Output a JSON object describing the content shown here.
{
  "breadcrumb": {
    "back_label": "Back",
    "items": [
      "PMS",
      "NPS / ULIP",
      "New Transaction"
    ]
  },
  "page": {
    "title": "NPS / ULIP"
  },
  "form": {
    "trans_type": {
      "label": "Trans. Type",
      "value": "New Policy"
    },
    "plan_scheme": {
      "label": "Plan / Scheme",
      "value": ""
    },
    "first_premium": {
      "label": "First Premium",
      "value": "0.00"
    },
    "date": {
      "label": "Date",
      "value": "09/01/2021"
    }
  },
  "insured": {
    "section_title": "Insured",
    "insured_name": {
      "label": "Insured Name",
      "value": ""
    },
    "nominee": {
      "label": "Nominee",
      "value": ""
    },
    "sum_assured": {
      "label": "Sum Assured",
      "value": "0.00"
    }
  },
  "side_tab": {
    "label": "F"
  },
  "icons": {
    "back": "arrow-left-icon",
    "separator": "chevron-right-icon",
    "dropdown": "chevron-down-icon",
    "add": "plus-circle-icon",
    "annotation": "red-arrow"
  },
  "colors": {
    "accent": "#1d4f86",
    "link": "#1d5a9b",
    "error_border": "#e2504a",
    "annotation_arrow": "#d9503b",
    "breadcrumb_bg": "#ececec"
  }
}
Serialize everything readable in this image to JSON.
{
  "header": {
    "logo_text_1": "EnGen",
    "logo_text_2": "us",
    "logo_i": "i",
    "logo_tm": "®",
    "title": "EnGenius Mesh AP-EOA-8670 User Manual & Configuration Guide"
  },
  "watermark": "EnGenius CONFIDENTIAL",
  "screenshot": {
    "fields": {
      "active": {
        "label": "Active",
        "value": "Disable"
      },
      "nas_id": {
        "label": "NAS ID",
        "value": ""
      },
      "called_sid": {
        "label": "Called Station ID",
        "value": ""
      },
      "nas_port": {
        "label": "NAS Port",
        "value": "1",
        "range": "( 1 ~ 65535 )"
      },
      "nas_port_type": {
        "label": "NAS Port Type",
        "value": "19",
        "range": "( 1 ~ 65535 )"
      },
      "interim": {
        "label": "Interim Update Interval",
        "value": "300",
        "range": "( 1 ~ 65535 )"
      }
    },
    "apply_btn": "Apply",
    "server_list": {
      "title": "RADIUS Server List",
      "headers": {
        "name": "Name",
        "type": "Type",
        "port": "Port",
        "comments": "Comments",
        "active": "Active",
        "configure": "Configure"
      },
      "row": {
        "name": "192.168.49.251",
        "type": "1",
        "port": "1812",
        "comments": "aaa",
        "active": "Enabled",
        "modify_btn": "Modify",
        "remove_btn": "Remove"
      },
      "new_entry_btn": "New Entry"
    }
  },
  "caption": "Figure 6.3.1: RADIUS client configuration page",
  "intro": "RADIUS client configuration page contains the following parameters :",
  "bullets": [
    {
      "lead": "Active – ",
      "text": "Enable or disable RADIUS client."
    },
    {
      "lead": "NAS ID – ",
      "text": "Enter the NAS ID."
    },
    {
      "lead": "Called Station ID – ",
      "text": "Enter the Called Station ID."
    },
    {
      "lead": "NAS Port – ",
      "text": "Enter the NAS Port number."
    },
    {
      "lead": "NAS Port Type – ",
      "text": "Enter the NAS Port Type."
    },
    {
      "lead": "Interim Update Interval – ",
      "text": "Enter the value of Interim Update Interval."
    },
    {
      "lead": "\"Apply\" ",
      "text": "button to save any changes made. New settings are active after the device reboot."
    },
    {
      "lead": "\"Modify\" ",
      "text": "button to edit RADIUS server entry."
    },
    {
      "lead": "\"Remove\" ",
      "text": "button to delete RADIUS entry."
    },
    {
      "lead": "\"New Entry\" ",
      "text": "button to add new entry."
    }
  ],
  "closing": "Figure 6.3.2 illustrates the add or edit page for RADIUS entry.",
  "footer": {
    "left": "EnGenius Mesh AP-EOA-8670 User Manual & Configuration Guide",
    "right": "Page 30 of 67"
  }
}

============

GIVEN TASK
Go through the material line by line. Show each line that contains the string "Station".

EXERCISE ANSWER
        "label": "Called Station ID",
      "lead": "Called Station ID – ",
      "text": "Enter the Called Station ID."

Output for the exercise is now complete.